====== TEXT BLOCK ======
So we got our washing done (which was a bit worse for wear after the jungle, I actually had to throw some stuff out) and gathered ourselves ready to head to Copacabana and cross the border into Peru. But then Biddy suggested we do some hiking in Sorata and so quick change of plans and we went there instead for less than $3ea crammed into a mini bus. 2.5 hours later we were in mountain paradise. It was dark and many hostels were full, very frustrating when you’re walking around a hilly town with a very heavy pack on your back and backpack on your front.

The next day we saw how green, mountainous and beautiful the place was and I was so glad that Biddy convinced us to go there. We had a nice chill out day and tried to suss out some treks to do. The next day we went on a 22km return trek to a cave. Very beautiful and not too hard. Or so I thought until I tried to walk the next day. Still I didn’t want to waste the scenery so I went on another 2.5hr walk uphill with Biddy until it started to rain.


Walking above the town

It’s interesting that so far in Bolivia I have only seen woman doing physical labour: carrying heavy sacks of grain up a mountain, running with wheelbarrows full of rocks, sawing down trees by hand. All the men seem to do is drive cabs :)

The view from our hostel in Sorata

The hostel we stayed at in Sorata was on a ridiculous slope but it was worth it for the food we had there. Best swiss muesli EVER, homemade tomato soup and fresh made bread rolls every morning warm with butter or as sandwiches with garlic, herbs and cream cheese. A nice change from the stale sugary bread that seems to be everywhere else! I could have stayed there just for the food!
======
* WORK INSTRUCTIONS *
[1] In the Sorata travel account, how long was the return trek to the cave?
[2] Rewrite the Sorata travel account from "Walking above the" to "drive cabs :)", putting "carts" in place of "wheelbarrows".
====== MATERIAL PROVIDED ======
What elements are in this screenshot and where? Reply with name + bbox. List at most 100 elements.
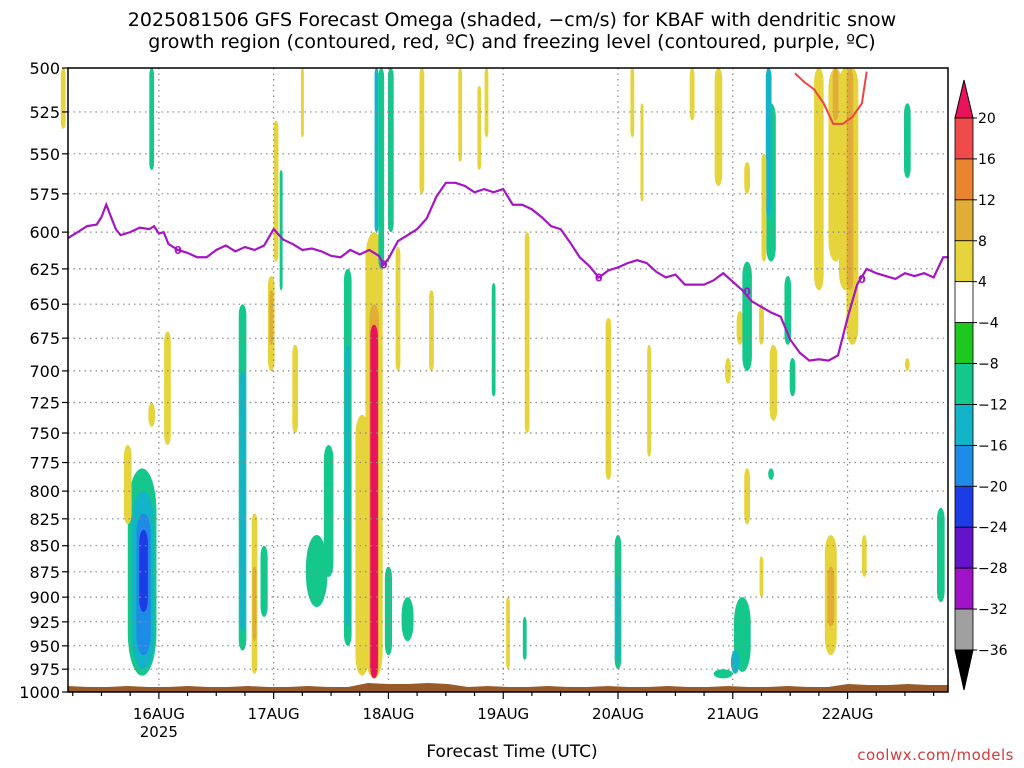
y-axis: 500 525 550 575 600 625 650 675 700 725 750 775 800 8… (19, 59, 68, 702)
colorbar-label: −20 (978, 479, 1008, 495)
y-tick-label: 575 (29, 185, 60, 204)
omega-cell (827, 566, 835, 627)
colorbar-swatch (954, 158, 974, 201)
y-tick-label: 800 (29, 482, 60, 501)
colorbar-swatch (954, 567, 974, 610)
omega-cell (300, 68, 304, 138)
omega-cell (345, 344, 350, 627)
omega-cell (789, 357, 796, 397)
omega-cell (846, 68, 854, 291)
plot-frame (67, 67, 949, 693)
colorbar-label: 4 (978, 275, 987, 291)
omega-cell (139, 529, 148, 613)
y-tick-label: 700 (29, 362, 60, 381)
omega-cell (149, 68, 155, 171)
y-tick-label: 550 (29, 145, 60, 164)
dgz-isotherm-line (794, 71, 868, 125)
x-tick-label: 22AUG (822, 705, 874, 723)
omega-cell (384, 566, 393, 656)
omega-cell (269, 290, 274, 345)
omega-cell (305, 535, 328, 608)
colorbar-label: 12 (978, 193, 996, 209)
colorbar-label: −28 (978, 561, 1008, 577)
omega-cell (730, 650, 740, 674)
colorbar-swatch (954, 485, 974, 528)
omega-cell (323, 444, 334, 577)
colorbar-swatch (954, 363, 974, 405)
y-tick-label: 750 (29, 424, 60, 443)
plot-area: 0 0 0 0 0 (60, 67, 949, 693)
omega-cell (759, 556, 764, 598)
omega-cell (279, 170, 283, 291)
colorbar-swatch (954, 117, 974, 160)
omega-cell (374, 68, 379, 233)
omega-cell (370, 324, 378, 679)
omega-cell (768, 468, 774, 480)
y-tick-label: 600 (29, 223, 60, 242)
x-tick-label-year: 2025 (140, 723, 178, 741)
omega-cell (60, 68, 66, 129)
colorbar-swatch (954, 199, 974, 242)
omega-cell (733, 597, 751, 672)
colorbar-label: −36 (978, 643, 1008, 659)
omega-cell (769, 344, 778, 421)
freezing-level-label: 0 (743, 286, 751, 299)
colorbar: 20 16 12 8 4 −4 −8 −12 −16 −20 −24 −28 −32 −36 (954, 79, 1008, 691)
omega-cell (378, 68, 385, 269)
credit-text[interactable]: coolwx.com/models (857, 746, 1014, 764)
omega-cell (506, 597, 510, 670)
omega-cell (736, 311, 744, 345)
omega-cell (605, 317, 612, 480)
freezing-level-label: 0 (858, 273, 866, 286)
omega-cell (765, 68, 772, 218)
colorbar-label: −4 (978, 316, 999, 332)
colorbar-label: 20 (978, 111, 996, 127)
y-tick-label: 775 (29, 454, 60, 473)
colorbar-label: −12 (978, 397, 1008, 413)
omega-cell (387, 68, 394, 233)
x-tick-label: 21AUG (707, 705, 759, 723)
omega-cell (401, 597, 414, 642)
omega-cell (759, 304, 764, 345)
y-tick-label: 925 (29, 613, 60, 632)
omega-cell (458, 68, 463, 162)
chart-title-line2: growth region (contoured, red, ºC) and f… (148, 31, 876, 53)
omega-cell (522, 616, 527, 660)
x-tick-label: 18AUG (362, 705, 414, 723)
colorbar-label: −16 (978, 438, 1008, 454)
omega-cell (164, 331, 171, 445)
omega-cell (714, 68, 723, 186)
plot-background (68, 68, 948, 692)
y-tick-label: 725 (29, 393, 60, 412)
omega-shading (60, 68, 945, 679)
omega-cell (491, 283, 496, 397)
y-tick-label: 875 (29, 563, 60, 582)
omega-cell (761, 153, 767, 262)
omega-cell (713, 669, 733, 679)
omega-cell (395, 247, 401, 371)
y-tick-label: 525 (29, 103, 60, 122)
omega-cell (904, 103, 911, 179)
omega-cell (742, 261, 752, 371)
y-tick-label: 500 (29, 59, 60, 78)
omega-cell (744, 468, 750, 525)
colorbar-swatch (954, 281, 974, 324)
omega-cell (484, 68, 489, 138)
x-axis-label: Forecast Time (UTC) (426, 742, 598, 762)
colorbar-swatch (954, 444, 974, 487)
omega-cell (123, 444, 132, 525)
y-tick-label: 625 (29, 260, 60, 279)
colorbar-label: −8 (978, 357, 999, 373)
omega-cell (477, 85, 482, 171)
freezing-level-label: 0 (380, 259, 388, 272)
y-tick-label: 950 (29, 637, 60, 656)
freezing-level-label: 0 (595, 271, 603, 284)
omega-cell (292, 344, 299, 434)
y-tick-label: 1000 (19, 683, 60, 702)
omega-cell (429, 290, 434, 371)
colorbar-label: 8 (978, 234, 987, 250)
chart-title-line1: 2025081506 GFS Forecast Omega (shaded, −… (127, 9, 897, 31)
grid (68, 68, 948, 692)
omega-cell (524, 232, 530, 434)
======
* COMPLETED EXERCISE *
[1] 22km

[2]
Walking above the town

It’s interesting that so far in Bolivia I have only seen woman doing physical labour: carrying heavy sacks of grain up a mountain, running with carts full of rocks, sawing down trees by hand. All the men seem to do is drive cabs :)